What to work on => From the entries below, copy out every line with "again" in it.

Data records
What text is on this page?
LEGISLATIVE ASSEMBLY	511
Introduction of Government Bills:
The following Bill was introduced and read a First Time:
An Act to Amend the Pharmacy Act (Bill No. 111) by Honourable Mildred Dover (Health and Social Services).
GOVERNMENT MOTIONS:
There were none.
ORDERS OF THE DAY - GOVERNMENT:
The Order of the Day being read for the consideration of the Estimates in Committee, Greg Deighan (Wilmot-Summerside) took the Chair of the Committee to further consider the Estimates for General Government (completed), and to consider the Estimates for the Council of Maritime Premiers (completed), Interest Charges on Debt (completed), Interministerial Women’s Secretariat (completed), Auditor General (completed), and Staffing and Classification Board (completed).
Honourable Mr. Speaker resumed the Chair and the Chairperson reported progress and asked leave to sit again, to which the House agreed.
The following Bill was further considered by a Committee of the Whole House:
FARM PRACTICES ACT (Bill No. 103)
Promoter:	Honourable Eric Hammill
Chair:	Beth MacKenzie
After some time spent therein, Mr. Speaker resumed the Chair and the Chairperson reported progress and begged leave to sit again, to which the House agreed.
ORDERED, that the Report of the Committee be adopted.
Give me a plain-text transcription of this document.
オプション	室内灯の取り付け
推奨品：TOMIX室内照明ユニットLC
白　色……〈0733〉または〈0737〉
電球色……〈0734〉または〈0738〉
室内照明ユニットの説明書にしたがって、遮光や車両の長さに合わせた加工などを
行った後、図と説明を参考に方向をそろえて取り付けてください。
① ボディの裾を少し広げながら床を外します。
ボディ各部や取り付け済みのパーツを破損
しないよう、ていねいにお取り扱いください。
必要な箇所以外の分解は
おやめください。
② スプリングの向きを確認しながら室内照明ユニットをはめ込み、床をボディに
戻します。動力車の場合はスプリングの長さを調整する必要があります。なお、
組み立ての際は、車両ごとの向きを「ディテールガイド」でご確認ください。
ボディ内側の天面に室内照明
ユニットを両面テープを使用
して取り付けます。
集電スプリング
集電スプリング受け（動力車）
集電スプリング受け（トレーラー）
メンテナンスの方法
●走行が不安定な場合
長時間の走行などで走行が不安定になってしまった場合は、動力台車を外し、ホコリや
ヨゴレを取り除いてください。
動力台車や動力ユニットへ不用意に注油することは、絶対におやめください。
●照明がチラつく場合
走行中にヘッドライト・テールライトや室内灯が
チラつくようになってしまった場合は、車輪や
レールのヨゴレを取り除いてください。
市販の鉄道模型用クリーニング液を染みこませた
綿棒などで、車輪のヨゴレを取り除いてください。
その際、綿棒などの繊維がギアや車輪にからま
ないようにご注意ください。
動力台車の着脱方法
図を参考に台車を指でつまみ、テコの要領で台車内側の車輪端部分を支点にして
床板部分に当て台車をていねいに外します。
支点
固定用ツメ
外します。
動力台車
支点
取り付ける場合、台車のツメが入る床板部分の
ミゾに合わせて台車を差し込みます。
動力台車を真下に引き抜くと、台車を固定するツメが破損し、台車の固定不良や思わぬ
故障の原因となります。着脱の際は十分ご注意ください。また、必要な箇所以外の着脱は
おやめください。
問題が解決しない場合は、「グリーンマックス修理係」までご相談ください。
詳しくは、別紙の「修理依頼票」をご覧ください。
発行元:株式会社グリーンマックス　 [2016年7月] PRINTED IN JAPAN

Correct result =>
Honourable Mr. Speaker resumed the Chair and the Chairperson reported progress and asked leave to sit again, to which the House agreed.
After some time spent therein, Mr. Speaker resumed the Chair and the Chairperson reported progress and begged leave to sit again, to which the House agreed.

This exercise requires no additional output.